-- WRITTEN PROBLEM --
Every entry must be given again exactly.

-- DATA RECORDS --
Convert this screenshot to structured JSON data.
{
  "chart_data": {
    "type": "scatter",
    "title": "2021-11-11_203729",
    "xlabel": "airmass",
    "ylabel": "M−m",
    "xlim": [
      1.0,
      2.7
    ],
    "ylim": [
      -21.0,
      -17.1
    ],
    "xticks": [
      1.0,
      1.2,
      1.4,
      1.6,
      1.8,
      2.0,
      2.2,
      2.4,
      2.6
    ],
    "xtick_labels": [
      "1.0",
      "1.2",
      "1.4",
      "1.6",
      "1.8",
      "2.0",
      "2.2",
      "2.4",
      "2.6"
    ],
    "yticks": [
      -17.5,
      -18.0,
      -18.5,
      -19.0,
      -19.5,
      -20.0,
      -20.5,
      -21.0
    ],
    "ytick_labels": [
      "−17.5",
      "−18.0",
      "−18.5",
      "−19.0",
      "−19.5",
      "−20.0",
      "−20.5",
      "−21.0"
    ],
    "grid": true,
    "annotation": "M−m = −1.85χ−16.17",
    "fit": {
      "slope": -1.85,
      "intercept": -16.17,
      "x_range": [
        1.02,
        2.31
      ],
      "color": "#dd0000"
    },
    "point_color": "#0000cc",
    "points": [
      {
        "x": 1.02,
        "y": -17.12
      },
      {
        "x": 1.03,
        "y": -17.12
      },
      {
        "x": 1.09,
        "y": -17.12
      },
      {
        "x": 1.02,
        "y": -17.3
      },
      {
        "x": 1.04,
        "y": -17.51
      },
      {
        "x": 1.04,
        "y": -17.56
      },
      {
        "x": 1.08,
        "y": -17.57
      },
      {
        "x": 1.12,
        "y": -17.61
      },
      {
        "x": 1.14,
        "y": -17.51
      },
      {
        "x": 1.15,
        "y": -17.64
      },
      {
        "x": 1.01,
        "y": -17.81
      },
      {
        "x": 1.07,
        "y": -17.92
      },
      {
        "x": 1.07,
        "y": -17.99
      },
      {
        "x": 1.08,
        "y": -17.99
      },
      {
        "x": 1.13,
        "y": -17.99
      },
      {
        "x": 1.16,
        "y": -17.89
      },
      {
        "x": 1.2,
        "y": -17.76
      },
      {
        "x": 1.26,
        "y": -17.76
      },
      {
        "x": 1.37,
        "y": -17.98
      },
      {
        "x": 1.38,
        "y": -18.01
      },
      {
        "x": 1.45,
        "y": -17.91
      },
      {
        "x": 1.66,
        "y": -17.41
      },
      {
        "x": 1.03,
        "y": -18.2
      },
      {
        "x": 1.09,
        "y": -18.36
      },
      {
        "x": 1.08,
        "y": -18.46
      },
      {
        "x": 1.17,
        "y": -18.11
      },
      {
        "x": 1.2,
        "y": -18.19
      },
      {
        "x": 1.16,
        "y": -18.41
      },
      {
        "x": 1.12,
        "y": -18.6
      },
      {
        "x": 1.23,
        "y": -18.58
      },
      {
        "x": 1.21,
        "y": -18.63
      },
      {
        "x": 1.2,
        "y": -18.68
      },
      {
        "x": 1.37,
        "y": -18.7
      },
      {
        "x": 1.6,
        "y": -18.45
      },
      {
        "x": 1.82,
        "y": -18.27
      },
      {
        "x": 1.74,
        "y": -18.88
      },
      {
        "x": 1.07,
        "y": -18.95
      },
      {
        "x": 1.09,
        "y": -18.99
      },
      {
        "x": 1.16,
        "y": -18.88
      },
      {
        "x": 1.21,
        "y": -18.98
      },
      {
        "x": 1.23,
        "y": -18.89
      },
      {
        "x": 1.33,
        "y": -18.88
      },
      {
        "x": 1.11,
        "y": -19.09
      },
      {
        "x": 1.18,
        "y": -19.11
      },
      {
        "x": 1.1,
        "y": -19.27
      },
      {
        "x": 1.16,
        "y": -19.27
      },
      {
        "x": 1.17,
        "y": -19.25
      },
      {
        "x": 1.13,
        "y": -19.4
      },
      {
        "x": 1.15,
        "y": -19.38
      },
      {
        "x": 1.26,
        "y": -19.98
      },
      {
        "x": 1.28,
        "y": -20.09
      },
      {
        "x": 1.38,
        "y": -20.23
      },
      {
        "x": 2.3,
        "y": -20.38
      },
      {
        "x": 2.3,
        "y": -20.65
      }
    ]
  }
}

-- REPLY TO THE TASK --
Convert this screenshot to structured JSON data.
{
  "chart_data": {
    "type": "scatter",
    "title": "2021-11-11_203729",
    "xlabel": "airmass",
    "ylabel": "M−m",
    "xlim": [
      1.0,
      2.7
    ],
    "ylim": [
      -21.0,
      -17.1
    ],
    "xticks": [
      1.0,
      1.2,
      1.4,
      1.6,
      1.8,
      2.0,
      2.2,
      2.4,
      2.6
    ],
    "xtick_labels": [
      "1.0",
      "1.2",
      "1.4",
      "1.6",
      "1.8",
      "2.0",
      "2.2",
      "2.4",
      "2.6"
    ],
    "yticks": [
      -17.5,
      -18.0,
      -18.5,
      -19.0,
      -19.5,
      -20.0,
      -20.5,
      -21.0
    ],
    "ytick_labels": [
      "−17.5",
      "−18.0",
      "−18.5",
      "−19.0",
      "−19.5",
      "−20.0",
      "−20.5",
      "−21.0"
    ],
    "grid": true,
    "annotation": "M−m = −1.85χ−16.17",
    "fit": {
      "slope": -1.85,
      "intercept": -16.17,
      "x_range": [
        1.02,
        2.31
      ],
      "color": "#dd0000"
    },
    "point_color": "#0000cc",
    "points": [
      {
        "x": 1.02,
        "y": -17.12
      },
      {
        "x": 1.03,
        "y": -17.12
      },
      {
        "x": 1.09,
        "y": -17.12
      },
      {
        "x": 1.02,
        "y": -17.3
      },
      {
        "x": 1.04,
        "y": -17.51
      },
      {
        "x": 1.04,
        "y": -17.56
      },
      {
        "x": 1.08,
        "y": -17.57
      },
      {
        "x": 1.12,
        "y": -17.61
      },
      {
        "x": 1.14,
        "y": -17.51
      },
      {
        "x": 1.15,
        "y": -17.64
      },
      {
        "x": 1.01,
        "y": -17.81
      },
      {
        "x": 1.07,
        "y": -17.92
      },
      {
        "x": 1.07,
        "y": -17.99
      },
      {
        "x": 1.08,
        "y": -17.99
      },
      {
        "x": 1.13,
        "y": -17.99
      },
      {
        "x": 1.16,
        "y": -17.89
      },
      {
        "x": 1.2,
        "y": -17.76
      },
      {
        "x": 1.26,
        "y": -17.76
      },
      {
        "x": 1.37,
        "y": -17.98
      },
      {
        "x": 1.38,
        "y": -18.01
      },
      {
        "x": 1.45,
        "y": -17.91
      },
      {
        "x": 1.66,
        "y": -17.41
      },
      {
        "x": 1.03,
        "y": -18.2
      },
      {
        "x": 1.09,
        "y": -18.36
      },
      {
        "x": 1.08,
        "y": -18.46
      },
      {
        "x": 1.17,
        "y": -18.11
      },
      {
        "x": 1.2,
        "y": -18.19
      },
      {
        "x": 1.16,
        "y": -18.41
      },
      {
        "x": 1.12,
        "y": -18.6
      },
      {
        "x": 1.23,
        "y": -18.58
      },
      {
        "x": 1.21,
        "y": -18.63
      },
      {
        "x": 1.2,
        "y": -18.68
      },
      {
        "x": 1.37,
        "y": -18.7
      },
      {
        "x": 1.6,
        "y": -18.45
      },
      {
        "x": 1.82,
        "y": -18.27
      },
      {
        "x": 1.74,
        "y": -18.88
      },
      {
        "x": 1.07,
        "y": -18.95
      },
      {
        "x": 1.09,
        "y": -18.99
      },
      {
        "x": 1.16,
        "y": -18.88
      },
      {
        "x": 1.21,
        "y": -18.98
      },
      {
        "x": 1.23,
        "y": -18.89
      },
      {
        "x": 1.33,
        "y": -18.88
      },
      {
        "x": 1.11,
        "y": -19.09
      },
      {
        "x": 1.18,
        "y": -19.11
      },
      {
        "x": 1.1,
        "y": -19.27
      },
      {
        "x": 1.16,
        "y": -19.27
      },
      {
        "x": 1.17,
        "y": -19.25
      },
      {
        "x": 1.13,
        "y": -19.4
      },
      {
        "x": 1.15,
        "y": -19.38
      },
      {
        "x": 1.26,
        "y": -19.98
      },
      {
        "x": 1.28,
        "y": -20.09
      },
      {
        "x": 1.38,
        "y": -20.23
      },
      {
        "x": 2.3,
        "y": -20.38
      },
      {
        "x": 2.3,
        "y": -20.65
      }
    ]
  }
}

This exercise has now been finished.